Raw records –
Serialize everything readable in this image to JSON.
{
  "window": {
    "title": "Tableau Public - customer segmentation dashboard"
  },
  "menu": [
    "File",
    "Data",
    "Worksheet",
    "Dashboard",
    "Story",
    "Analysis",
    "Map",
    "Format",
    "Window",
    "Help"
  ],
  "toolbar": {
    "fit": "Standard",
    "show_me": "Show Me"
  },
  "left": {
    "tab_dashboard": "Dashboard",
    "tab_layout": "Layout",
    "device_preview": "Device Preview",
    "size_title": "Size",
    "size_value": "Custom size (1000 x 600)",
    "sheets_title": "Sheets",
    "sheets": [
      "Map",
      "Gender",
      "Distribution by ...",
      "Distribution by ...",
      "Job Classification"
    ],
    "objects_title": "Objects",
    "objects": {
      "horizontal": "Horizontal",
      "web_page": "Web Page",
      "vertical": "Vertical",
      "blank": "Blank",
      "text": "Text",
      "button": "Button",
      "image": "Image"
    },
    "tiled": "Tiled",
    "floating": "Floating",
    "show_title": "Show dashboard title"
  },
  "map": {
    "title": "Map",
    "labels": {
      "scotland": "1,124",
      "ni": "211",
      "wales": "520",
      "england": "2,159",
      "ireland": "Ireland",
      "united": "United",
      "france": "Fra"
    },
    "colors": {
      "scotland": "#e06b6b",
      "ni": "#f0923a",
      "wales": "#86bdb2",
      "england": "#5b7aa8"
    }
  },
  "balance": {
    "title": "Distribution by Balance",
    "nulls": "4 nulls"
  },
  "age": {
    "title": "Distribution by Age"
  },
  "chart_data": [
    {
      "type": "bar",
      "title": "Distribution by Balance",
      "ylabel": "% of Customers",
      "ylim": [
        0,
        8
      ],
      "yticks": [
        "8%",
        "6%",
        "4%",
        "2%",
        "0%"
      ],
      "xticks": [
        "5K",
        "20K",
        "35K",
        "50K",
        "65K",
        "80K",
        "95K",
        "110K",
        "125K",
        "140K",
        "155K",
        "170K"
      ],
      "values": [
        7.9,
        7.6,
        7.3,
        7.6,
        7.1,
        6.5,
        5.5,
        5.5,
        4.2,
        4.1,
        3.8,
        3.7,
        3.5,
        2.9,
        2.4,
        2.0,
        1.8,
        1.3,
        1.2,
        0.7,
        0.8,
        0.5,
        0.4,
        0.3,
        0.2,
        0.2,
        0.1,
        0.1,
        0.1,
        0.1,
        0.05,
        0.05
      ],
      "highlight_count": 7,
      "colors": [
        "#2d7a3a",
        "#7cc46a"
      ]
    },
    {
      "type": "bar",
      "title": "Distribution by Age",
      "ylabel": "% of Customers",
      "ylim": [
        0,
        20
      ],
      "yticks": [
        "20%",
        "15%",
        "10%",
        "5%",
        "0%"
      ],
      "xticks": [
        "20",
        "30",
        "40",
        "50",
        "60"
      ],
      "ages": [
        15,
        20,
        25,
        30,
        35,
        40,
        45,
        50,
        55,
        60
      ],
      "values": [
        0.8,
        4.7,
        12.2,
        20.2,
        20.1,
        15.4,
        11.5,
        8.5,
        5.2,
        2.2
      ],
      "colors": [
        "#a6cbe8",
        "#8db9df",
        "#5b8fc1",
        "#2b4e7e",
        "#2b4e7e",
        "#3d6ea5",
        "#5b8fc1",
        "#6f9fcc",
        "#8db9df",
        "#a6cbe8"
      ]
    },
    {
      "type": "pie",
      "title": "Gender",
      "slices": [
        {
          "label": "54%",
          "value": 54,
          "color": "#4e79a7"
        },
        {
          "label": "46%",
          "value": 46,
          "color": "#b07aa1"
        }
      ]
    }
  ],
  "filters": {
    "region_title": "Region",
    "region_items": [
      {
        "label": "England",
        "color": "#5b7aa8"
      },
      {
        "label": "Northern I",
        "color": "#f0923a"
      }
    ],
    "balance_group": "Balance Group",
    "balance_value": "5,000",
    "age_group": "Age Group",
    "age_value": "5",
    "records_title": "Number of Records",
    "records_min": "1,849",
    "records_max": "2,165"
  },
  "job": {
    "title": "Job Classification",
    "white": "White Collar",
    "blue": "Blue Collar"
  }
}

Exercise details – Using the data above, output each line exactly.

The reply –
Serialize everything readable in this image to JSON.
{
  "window": {
    "title": "Tableau Public - customer segmentation dashboard"
  },
  "menu": [
    "File",
    "Data",
    "Worksheet",
    "Dashboard",
    "Story",
    "Analysis",
    "Map",
    "Format",
    "Window",
    "Help"
  ],
  "toolbar": {
    "fit": "Standard",
    "show_me": "Show Me"
  },
  "left": {
    "tab_dashboard": "Dashboard",
    "tab_layout": "Layout",
    "device_preview": "Device Preview",
    "size_title": "Size",
    "size_value": "Custom size (1000 x 600)",
    "sheets_title": "Sheets",
    "sheets": [
      "Map",
      "Gender",
      "Distribution by ...",
      "Distribution by ...",
      "Job Classification"
    ],
    "objects_title": "Objects",
    "objects": {
      "horizontal": "Horizontal",
      "web_page": "Web Page",
      "vertical": "Vertical",
      "blank": "Blank",
      "text": "Text",
      "button": "Button",
      "image": "Image"
    },
    "tiled": "Tiled",
    "floating": "Floating",
    "show_title": "Show dashboard title"
  },
  "map": {
    "title": "Map",
    "labels": {
      "scotland": "1,124",
      "ni": "211",
      "wales": "520",
      "england": "2,159",
      "ireland": "Ireland",
      "united": "United",
      "france": "Fra"
    },
    "colors": {
      "scotland": "#e06b6b",
      "ni": "#f0923a",
      "wales": "#86bdb2",
      "england": "#5b7aa8"
    }
  },
  "balance": {
    "title": "Distribution by Balance",
    "nulls": "4 nulls"
  },
  "age": {
    "title": "Distribution by Age"
  },
  "chart_data": [
    {
      "type": "bar",
      "title": "Distribution by Balance",
      "ylabel": "% of Customers",
      "ylim": [
        0,
        8
      ],
      "yticks": [
        "8%",
        "6%",
        "4%",
        "2%",
        "0%"
      ],
      "xticks": [
        "5K",
        "20K",
        "35K",
        "50K",
        "65K",
        "80K",
        "95K",
        "110K",
        "125K",
        "140K",
        "155K",
        "170K"
      ],
      "values": [
        7.9,
        7.6,
        7.3,
        7.6,
        7.1,
        6.5,
        5.5,
        5.5,
        4.2,
        4.1,
        3.8,
        3.7,
        3.5,
        2.9,
        2.4,
        2.0,
        1.8,
        1.3,
        1.2,
        0.7,
        0.8,
        0.5,
        0.4,
        0.3,
        0.2,
        0.2,
        0.1,
        0.1,
        0.1,
        0.1,
        0.05,
        0.05
      ],
      "highlight_count": 7,
      "colors": [
        "#2d7a3a",
        "#7cc46a"
      ]
    },
    {
      "type": "bar",
      "title": "Distribution by Age",
      "ylabel": "% of Customers",
      "ylim": [
        0,
        20
      ],
      "yticks": [
        "20%",
        "15%",
        "10%",
        "5%",
        "0%"
      ],
      "xticks": [
        "20",
        "30",
        "40",
        "50",
        "60"
      ],
      "ages": [
        15,
        20,
        25,
        30,
        35,
        40,
        45,
        50,
        55,
        60
      ],
      "values": [
        0.8,
        4.7,
        12.2,
        20.2,
        20.1,
        15.4,
        11.5,
        8.5,
        5.2,
        2.2
      ],
      "colors": [
        "#a6cbe8",
        "#8db9df",
        "#5b8fc1",
        "#2b4e7e",
        "#2b4e7e",
        "#3d6ea5",
        "#5b8fc1",
        "#6f9fcc",
        "#8db9df",
        "#a6cbe8"
      ]
    },
    {
      "type": "pie",
      "title": "Gender",
      "slices": [
        {
          "label": "54%",
          "value": 54,
          "color": "#4e79a7"
        },
        {
          "label": "46%",
          "value": 46,
          "color": "#b07aa1"
        }
      ]
    }
  ],
  "filters": {
    "region_title": "Region",
    "region_items": [
      {
        "label": "England",
        "color": "#5b7aa8"
      },
      {
        "label": "Northern I",
        "color": "#f0923a"
      }
    ],
    "balance_group": "Balance Group",
    "balance_value": "5,000",
    "age_group": "Age Group",
    "age_value": "5",
    "records_title": "Number of Records",
    "records_min": "1,849",
    "records_max": "2,165"
  },
  "job": {
    "title": "Job Classification",
    "white": "White Collar",
    "blue": "Blue Collar"
  }
}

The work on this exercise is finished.